Problem to solve: Every record here should be printed again exactly.

══ Dataset extract

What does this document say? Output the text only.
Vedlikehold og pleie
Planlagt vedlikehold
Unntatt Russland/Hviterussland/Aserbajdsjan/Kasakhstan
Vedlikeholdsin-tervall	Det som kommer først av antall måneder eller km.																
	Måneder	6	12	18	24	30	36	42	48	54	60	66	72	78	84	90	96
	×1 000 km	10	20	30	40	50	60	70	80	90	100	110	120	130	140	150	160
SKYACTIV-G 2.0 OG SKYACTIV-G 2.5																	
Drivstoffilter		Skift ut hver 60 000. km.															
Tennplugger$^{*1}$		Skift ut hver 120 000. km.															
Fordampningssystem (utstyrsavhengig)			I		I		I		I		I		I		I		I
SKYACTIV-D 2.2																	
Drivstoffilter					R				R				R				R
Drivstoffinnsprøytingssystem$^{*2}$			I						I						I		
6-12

════

In response:
What does this document say? Output the text only.
Vedlikehold og pleie
Planlagt vedlikehold
Unntatt Russland/Hviterussland/Aserbajdsjan/Kasakhstan
Vedlikeholdsin-tervall	Det som kommer først av antall måneder eller km.																
	Måneder	6	12	18	24	30	36	42	48	54	60	66	72	78	84	90	96
	×1 000 km	10	20	30	40	50	60	70	80	90	100	110	120	130	140	150	160
SKYACTIV-G 2.0 OG SKYACTIV-G 2.5																	
Drivstoffilter		Skift ut hver 60 000. km.															
Tennplugger$^{*1}$		Skift ut hver 120 000. km.															
Fordampningssystem (utstyrsavhengig)			I		I		I		I		I		I		I		I
SKYACTIV-D 2.2																	
Drivstoffilter					R				R				R				R
Drivstoffinnsprøytingssystem$^{*2}$			I						I						I		
6-12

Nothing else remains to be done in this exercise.